#### Exercise passage ####

Actionable data: If I were to channel my inner Jeff Edmondson (StriveTogether’s founder and former managing director), the actionable data principle might feature the image of an annotated run chart. Numerous examples were shared on stage of how providing real-time actionable data is driving impact on a variety of outcomes across the country. Whether you’re talking about a partnership between Communities in Schools and Seeding Success (Shelby County, TN) to reduce chronic absenteeism by more than 20 percent, or the Baltimore Promise team sharing key insights on the development of its integrated data system, there is no doubt that providing actionable data to those on the ground doing the hard work of making change is leading to better, more equitable results for kids all over the country. Our national partnership with Coalition for Community Schools and Communities In Schools has the opportunity to ensure this work continues and is strengthened to ensure that we have the actionable data to support every child cradle to career.
Shared accountability: “There are no such things as broken systems … all systems are perfectly designed to get the results they produce.” This is a line often heard in the social sector as we work to change systems to produce better, more equitable results for children and families. How can we move from the traditional view of the educational “system” — focusing on the traditional schoolhouse/school district approach — to a learning ecosystem that coordinates and aligns supports along the cradle-to-career continuum for every child’s success. To change outcomes in the ways that we desire requires recognition that our systems aren’t broken. They ARE in fact perfectly designed to get the results that they get. The partnership among the Coalition for Community Schools, Community In Schools and StriveTogether is recognition that we must realign our systems and resources to put students at the center of our collective efforts.

#### Extracted data ####

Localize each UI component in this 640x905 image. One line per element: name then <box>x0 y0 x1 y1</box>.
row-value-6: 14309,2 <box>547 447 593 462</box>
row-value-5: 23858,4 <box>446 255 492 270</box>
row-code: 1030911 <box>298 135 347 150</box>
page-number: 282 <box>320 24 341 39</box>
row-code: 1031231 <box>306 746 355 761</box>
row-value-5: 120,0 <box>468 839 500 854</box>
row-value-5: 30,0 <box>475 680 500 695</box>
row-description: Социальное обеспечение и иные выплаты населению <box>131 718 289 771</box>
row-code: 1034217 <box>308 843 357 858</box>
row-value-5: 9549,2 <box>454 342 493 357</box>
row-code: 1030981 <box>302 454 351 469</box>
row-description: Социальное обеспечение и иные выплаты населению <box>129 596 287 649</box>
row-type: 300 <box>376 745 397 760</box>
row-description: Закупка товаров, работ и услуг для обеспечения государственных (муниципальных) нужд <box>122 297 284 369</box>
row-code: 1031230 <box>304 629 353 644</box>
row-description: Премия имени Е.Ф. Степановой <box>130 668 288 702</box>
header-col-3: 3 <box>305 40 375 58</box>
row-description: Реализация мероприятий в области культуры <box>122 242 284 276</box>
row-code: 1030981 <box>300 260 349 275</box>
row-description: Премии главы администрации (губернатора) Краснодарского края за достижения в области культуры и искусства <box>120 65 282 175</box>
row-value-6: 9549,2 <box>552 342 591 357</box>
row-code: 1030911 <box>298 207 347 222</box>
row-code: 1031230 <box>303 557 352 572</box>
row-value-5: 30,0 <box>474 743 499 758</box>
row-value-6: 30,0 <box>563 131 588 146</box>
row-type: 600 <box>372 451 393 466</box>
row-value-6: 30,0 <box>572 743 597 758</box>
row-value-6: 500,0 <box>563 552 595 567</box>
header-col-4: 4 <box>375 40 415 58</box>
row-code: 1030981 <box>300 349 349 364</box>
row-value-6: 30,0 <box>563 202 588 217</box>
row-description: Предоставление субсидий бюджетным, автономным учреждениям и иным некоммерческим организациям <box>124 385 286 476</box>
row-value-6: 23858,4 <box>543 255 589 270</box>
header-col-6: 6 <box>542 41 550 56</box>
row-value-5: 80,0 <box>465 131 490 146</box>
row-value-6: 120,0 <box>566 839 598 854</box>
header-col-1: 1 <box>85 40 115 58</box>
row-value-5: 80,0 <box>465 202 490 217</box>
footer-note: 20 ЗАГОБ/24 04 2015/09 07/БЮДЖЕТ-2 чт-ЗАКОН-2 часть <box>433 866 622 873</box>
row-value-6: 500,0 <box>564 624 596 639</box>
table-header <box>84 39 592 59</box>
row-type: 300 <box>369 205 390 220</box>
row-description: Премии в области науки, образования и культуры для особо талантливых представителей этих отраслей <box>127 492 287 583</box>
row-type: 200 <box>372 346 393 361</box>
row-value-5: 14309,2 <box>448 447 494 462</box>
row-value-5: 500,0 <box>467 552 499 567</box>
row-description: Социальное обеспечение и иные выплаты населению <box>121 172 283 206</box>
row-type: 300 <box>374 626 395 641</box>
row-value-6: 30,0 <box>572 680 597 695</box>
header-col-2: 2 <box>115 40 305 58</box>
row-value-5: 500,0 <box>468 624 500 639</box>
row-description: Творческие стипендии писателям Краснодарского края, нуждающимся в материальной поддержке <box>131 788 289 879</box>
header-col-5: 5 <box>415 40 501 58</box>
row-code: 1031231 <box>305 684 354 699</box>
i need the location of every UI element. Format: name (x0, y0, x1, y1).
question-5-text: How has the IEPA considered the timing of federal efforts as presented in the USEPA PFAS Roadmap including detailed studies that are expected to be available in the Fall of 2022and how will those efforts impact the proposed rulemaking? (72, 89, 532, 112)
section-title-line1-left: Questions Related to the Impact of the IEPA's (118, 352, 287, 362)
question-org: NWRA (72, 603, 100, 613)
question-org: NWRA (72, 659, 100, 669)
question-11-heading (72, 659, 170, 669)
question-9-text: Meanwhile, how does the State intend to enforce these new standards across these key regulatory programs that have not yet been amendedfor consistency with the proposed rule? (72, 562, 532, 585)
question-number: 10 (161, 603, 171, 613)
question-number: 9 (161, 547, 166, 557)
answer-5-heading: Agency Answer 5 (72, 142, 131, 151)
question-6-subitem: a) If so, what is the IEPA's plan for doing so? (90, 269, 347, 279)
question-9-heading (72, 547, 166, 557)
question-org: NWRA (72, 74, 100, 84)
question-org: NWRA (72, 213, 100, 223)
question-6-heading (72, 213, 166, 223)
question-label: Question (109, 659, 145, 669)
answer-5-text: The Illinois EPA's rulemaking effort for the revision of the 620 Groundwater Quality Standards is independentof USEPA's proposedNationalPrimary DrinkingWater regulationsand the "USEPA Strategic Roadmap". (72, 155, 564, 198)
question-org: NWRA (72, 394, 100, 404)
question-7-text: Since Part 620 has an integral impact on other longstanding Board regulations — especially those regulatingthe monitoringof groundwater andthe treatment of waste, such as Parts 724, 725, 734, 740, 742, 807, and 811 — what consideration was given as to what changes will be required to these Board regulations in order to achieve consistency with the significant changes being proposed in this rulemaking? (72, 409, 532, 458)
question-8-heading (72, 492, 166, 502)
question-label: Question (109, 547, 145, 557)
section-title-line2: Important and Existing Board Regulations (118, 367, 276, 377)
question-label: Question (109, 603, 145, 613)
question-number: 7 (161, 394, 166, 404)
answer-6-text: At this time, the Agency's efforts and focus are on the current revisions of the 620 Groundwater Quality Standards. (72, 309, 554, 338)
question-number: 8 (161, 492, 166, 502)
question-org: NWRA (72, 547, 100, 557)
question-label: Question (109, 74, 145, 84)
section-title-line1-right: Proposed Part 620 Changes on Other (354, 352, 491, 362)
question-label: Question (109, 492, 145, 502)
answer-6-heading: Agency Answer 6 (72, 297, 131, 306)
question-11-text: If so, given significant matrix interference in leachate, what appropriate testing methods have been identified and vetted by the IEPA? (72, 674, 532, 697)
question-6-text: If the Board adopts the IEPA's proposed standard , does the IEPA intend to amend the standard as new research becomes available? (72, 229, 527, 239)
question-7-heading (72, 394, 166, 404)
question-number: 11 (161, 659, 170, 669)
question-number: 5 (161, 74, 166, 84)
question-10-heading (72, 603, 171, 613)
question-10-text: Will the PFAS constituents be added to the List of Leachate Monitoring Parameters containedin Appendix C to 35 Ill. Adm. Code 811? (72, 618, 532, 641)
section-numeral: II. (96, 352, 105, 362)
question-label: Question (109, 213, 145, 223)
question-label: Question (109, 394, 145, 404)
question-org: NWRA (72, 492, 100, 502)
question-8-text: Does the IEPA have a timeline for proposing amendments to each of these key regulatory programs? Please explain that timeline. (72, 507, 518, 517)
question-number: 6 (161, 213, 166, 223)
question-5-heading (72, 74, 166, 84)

####

Continue the passage on cradle-to-career partnership principles, starting right after its final sentence about putting students at the center of collective efforts.

One of my main takeaways from the February convening is that often the journey is just as important as the destination. Seeing the discussions that happened in the hallways, over dinner and even at the karaoke bar down the street brought fresh energy and perspective to this work and powerful opportunities to think differently about how community partners can come together for student-centered learning.
At StriveTogether, we often close our meetings with one-word “checkouts” for how individuals are leaving our meetings. My mantra for these checkouts for the past year has been “urgent,” and I’ve felt that urgency every morning in that reflective time thinking about those 10 million kids. In Houston, for perhaps the first time in a long time, I’d add a second word to my sense of the world … urgent as ever, but for the first time in a long time, I’m cautiously optimistic about the state of the world in the years ahead. Many thanks to all the participants in Houston for that gift!